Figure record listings
_ _ _ _

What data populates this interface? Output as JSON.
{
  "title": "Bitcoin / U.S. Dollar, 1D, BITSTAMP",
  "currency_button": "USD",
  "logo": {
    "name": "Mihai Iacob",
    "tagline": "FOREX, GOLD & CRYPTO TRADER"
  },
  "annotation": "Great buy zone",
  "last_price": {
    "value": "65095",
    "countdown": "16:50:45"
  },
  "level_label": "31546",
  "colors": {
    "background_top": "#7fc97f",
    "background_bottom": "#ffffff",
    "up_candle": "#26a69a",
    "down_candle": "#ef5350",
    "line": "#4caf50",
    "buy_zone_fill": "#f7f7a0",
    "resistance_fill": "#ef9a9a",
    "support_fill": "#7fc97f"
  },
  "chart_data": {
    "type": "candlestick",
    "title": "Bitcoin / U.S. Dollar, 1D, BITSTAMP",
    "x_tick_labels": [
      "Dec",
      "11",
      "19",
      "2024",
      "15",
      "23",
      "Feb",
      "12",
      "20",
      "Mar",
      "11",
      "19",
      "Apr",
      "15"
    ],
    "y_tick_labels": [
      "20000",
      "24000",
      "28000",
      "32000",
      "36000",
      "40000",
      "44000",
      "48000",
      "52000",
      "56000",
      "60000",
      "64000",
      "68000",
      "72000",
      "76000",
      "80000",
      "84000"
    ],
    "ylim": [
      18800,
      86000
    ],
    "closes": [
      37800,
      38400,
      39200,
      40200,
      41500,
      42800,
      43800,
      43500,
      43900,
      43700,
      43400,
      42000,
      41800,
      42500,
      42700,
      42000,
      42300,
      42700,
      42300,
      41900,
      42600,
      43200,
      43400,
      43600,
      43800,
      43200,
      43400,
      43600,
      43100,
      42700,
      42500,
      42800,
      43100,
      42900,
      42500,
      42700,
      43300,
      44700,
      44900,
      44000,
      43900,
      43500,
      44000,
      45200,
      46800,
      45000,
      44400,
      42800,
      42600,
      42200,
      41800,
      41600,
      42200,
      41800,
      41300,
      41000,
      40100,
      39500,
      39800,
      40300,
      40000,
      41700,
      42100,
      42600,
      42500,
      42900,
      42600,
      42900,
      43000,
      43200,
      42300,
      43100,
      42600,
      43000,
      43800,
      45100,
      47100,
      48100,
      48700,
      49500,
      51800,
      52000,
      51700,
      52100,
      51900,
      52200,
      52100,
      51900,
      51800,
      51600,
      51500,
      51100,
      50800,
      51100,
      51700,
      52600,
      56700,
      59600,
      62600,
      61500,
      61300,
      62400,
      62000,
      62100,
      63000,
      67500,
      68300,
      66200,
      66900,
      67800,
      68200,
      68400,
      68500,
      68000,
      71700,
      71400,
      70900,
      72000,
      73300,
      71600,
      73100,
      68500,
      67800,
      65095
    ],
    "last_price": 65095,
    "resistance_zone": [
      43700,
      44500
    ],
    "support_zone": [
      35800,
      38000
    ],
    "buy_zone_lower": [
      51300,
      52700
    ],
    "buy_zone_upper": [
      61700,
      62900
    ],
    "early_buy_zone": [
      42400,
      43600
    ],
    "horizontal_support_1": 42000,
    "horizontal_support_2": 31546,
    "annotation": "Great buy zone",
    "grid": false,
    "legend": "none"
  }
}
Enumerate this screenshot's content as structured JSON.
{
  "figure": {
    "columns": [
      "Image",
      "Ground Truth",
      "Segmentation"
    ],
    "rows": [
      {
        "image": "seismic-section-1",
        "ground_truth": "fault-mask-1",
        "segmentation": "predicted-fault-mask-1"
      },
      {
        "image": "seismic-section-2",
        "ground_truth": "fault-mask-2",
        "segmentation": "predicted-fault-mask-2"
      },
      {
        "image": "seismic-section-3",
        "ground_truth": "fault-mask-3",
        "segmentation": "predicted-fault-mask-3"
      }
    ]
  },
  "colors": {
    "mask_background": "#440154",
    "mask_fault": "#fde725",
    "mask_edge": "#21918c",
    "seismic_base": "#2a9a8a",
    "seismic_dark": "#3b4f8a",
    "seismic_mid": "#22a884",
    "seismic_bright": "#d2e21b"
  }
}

_ _ _ _

◆ WRITTEN PROBLEM
Quote the material exactly, leaving nothing out.

◆ RESPONSE TO THE EXERCISE
What data populates this interface? Output as JSON.
{
  "title": "Bitcoin / U.S. Dollar, 1D, BITSTAMP",
  "currency_button": "USD",
  "logo": {
    "name": "Mihai Iacob",
    "tagline": "FOREX, GOLD & CRYPTO TRADER"
  },
  "annotation": "Great buy zone",
  "last_price": {
    "value": "65095",
    "countdown": "16:50:45"
  },
  "level_label": "31546",
  "colors": {
    "background_top": "#7fc97f",
    "background_bottom": "#ffffff",
    "up_candle": "#26a69a",
    "down_candle": "#ef5350",
    "line": "#4caf50",
    "buy_zone_fill": "#f7f7a0",
    "resistance_fill": "#ef9a9a",
    "support_fill": "#7fc97f"
  },
  "chart_data": {
    "type": "candlestick",
    "title": "Bitcoin / U.S. Dollar, 1D, BITSTAMP",
    "x_tick_labels": [
      "Dec",
      "11",
      "19",
      "2024",
      "15",
      "23",
      "Feb",
      "12",
      "20",
      "Mar",
      "11",
      "19",
      "Apr",
      "15"
    ],
    "y_tick_labels": [
      "20000",
      "24000",
      "28000",
      "32000",
      "36000",
      "40000",
      "44000",
      "48000",
      "52000",
      "56000",
      "60000",
      "64000",
      "68000",
      "72000",
      "76000",
      "80000",
      "84000"
    ],
    "ylim": [
      18800,
      86000
    ],
    "closes": [
      37800,
      38400,
      39200,
      40200,
      41500,
      42800,
      43800,
      43500,
      43900,
      43700,
      43400,
      42000,
      41800,
      42500,
      42700,
      42000,
      42300,
      42700,
      42300,
      41900,
      42600,
      43200,
      43400,
      43600,
      43800,
      43200,
      43400,
      43600,
      43100,
      42700,
      42500,
      42800,
      43100,
      42900,
      42500,
      42700,
      43300,
      44700,
      44900,
      44000,
      43900,
      43500,
      44000,
      45200,
      46800,
      45000,
      44400,
      42800,
      42600,
      42200,
      41800,
      41600,
      42200,
      41800,
      41300,
      41000,
      40100,
      39500,
      39800,
      40300,
      40000,
      41700,
      42100,
      42600,
      42500,
      42900,
      42600,
      42900,
      43000,
      43200,
      42300,
      43100,
      42600,
      43000,
      43800,
      45100,
      47100,
      48100,
      48700,
      49500,
      51800,
      52000,
      51700,
      52100,
      51900,
      52200,
      52100,
      51900,
      51800,
      51600,
      51500,
      51100,
      50800,
      51100,
      51700,
      52600,
      56700,
      59600,
      62600,
      61500,
      61300,
      62400,
      62000,
      62100,
      63000,
      67500,
      68300,
      66200,
      66900,
      67800,
      68200,
      68400,
      68500,
      68000,
      71700,
      71400,
      70900,
      72000,
      73300,
      71600,
      73100,
      68500,
      67800,
      65095
    ],
    "last_price": 65095,
    "resistance_zone": [
      43700,
      44500
    ],
    "support_zone": [
      35800,
      38000
    ],
    "buy_zone_lower": [
      51300,
      52700
    ],
    "buy_zone_upper": [
      61700,
      62900
    ],
    "early_buy_zone": [
      42400,
      43600
    ],
    "horizontal_support_1": 42000,
    "horizontal_support_2": 31546,
    "annotation": "Great buy zone",
    "grid": false,
    "legend": "none"
  }
}
Enumerate this screenshot's content as structured JSON.
{
  "figure": {
    "columns": [
      "Image",
      "Ground Truth",
      "Segmentation"
    ],
    "rows": [
      {
        "image": "seismic-section-1",
        "ground_truth": "fault-mask-1",
        "segmentation": "predicted-fault-mask-1"
      },
      {
        "image": "seismic-section-2",
        "ground_truth": "fault-mask-2",
        "segmentation": "predicted-fault-mask-2"
      },
      {
        "image": "seismic-section-3",
        "ground_truth": "fault-mask-3",
        "segmentation": "predicted-fault-mask-3"
      }
    ]
  },
  "colors": {
    "mask_background": "#440154",
    "mask_fault": "#fde725",
    "mask_edge": "#21918c",
    "seismic_base": "#2a9a8a",
    "seismic_dark": "#3b4f8a",
    "seismic_mid": "#22a884",
    "seismic_bright": "#d2e21b"
  }
}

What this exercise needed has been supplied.